| Work required |
Identify and reproduce every line holding the string "магнитного".

| Data for processing |
+===+
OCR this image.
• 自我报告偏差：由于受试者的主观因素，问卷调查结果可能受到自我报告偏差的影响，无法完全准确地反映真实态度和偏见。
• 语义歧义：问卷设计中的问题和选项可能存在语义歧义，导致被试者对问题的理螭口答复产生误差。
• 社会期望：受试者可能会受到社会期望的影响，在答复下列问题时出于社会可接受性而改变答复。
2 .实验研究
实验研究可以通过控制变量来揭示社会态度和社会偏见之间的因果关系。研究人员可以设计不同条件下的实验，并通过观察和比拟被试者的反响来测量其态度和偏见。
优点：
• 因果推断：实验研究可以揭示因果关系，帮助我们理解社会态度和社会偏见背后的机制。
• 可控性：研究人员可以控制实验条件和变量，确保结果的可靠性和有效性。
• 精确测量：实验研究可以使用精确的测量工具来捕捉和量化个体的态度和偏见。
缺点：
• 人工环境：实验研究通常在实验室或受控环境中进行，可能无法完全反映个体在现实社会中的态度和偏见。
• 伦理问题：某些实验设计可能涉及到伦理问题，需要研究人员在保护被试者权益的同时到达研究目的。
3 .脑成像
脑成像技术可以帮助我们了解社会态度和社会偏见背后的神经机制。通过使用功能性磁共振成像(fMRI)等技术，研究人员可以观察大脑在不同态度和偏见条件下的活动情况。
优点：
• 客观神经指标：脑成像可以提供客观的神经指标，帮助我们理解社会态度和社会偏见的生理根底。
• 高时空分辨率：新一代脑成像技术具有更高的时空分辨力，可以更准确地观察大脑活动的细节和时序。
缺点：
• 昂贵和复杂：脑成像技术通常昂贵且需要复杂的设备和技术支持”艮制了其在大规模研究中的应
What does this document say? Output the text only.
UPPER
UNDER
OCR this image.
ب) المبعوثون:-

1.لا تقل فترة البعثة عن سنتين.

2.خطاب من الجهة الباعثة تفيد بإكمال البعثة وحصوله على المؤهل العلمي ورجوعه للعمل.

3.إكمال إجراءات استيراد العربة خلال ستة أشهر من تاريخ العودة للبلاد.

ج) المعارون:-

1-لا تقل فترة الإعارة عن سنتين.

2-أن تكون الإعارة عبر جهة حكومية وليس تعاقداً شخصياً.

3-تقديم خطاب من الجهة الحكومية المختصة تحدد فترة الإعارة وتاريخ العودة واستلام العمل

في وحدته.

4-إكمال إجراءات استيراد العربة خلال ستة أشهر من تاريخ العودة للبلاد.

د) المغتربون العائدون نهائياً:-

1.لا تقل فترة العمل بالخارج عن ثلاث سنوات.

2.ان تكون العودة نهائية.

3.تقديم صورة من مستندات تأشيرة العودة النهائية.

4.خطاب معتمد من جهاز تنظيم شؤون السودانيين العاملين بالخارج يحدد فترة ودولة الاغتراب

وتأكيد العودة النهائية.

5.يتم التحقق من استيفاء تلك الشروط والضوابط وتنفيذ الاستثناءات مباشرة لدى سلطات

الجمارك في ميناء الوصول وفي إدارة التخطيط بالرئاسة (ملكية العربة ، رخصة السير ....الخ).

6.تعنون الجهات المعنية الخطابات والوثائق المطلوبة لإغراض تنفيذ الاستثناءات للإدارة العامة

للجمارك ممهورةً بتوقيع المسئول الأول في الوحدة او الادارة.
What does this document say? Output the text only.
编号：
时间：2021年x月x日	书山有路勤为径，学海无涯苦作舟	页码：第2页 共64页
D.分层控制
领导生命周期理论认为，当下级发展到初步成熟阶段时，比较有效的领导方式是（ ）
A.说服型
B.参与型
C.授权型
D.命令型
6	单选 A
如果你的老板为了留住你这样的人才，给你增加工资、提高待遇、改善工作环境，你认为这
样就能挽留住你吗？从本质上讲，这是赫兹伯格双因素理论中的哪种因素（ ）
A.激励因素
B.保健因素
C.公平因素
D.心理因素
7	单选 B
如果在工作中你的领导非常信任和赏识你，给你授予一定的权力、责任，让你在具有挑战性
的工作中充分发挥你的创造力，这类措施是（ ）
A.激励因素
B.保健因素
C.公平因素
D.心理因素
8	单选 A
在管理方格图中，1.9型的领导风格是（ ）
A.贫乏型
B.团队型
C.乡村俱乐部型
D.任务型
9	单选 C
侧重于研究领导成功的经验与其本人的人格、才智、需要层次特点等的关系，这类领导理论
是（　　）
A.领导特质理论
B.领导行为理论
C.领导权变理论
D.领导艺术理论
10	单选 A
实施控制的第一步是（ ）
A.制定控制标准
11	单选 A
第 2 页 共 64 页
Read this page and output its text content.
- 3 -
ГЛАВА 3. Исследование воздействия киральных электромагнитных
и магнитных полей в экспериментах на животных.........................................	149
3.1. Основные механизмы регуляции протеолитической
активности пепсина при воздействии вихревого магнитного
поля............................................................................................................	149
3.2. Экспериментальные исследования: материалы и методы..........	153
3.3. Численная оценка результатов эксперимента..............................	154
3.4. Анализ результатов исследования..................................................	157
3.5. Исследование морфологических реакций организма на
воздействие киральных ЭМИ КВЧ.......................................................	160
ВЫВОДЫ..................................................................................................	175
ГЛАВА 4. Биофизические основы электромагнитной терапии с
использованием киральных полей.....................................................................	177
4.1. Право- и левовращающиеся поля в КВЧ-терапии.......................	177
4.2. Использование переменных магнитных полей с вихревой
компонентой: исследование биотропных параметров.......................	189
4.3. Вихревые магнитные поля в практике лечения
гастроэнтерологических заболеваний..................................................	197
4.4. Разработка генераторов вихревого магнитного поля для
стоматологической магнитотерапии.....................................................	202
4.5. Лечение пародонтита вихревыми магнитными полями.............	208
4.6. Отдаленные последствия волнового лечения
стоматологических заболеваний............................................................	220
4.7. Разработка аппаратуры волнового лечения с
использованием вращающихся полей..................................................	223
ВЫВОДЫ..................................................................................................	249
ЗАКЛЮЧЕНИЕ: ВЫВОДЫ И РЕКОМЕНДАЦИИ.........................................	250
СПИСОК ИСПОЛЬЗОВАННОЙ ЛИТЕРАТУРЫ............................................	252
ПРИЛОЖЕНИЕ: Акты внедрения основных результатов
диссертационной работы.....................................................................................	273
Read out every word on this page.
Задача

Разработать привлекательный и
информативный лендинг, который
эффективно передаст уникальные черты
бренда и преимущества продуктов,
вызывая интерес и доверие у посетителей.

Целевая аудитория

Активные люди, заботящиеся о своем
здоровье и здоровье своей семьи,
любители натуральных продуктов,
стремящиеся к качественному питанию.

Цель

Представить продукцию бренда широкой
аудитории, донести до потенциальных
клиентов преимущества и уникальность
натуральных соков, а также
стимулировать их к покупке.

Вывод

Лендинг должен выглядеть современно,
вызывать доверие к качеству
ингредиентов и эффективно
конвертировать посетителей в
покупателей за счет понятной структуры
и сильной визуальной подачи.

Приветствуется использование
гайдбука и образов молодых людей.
+===+
| Task solution |
активности пепсина при воздействии вихревого магнитного
4.4. Разработка генераторов вихревого магнитного поля для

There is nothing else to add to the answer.